Your task: Pull out every line with the word "положения".

-- Start of Excerpted records --

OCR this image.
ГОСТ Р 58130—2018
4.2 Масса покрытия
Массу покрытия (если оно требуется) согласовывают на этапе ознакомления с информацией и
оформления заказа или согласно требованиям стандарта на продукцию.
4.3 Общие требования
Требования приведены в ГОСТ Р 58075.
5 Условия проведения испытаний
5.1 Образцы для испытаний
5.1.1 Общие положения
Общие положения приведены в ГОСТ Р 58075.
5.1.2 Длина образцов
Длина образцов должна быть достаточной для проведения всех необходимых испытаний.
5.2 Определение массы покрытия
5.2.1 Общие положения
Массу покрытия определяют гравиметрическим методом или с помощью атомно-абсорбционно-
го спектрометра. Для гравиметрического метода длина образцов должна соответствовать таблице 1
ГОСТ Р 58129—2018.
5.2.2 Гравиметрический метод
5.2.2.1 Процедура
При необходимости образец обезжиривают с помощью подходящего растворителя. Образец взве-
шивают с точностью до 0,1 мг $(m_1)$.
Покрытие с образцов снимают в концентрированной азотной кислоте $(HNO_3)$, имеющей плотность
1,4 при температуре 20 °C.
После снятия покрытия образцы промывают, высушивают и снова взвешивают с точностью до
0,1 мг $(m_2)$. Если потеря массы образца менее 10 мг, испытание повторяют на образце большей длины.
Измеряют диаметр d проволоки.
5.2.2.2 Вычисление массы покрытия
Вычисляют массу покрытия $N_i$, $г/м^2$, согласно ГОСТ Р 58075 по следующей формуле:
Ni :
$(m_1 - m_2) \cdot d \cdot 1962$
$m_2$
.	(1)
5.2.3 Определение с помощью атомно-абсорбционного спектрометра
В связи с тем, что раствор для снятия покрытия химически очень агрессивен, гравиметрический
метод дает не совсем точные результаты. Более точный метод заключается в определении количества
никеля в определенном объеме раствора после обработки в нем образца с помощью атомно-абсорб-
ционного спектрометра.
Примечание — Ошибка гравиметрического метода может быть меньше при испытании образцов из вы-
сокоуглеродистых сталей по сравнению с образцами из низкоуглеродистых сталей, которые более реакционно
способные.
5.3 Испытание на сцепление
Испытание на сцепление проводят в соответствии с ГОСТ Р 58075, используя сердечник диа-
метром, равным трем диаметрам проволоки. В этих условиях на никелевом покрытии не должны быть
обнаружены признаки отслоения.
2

-- End of Excerpted records --

Task response:
5.1.1 Общие положения
Общие положения приведены в ГОСТ Р 58075.
5.2.1 Общие положения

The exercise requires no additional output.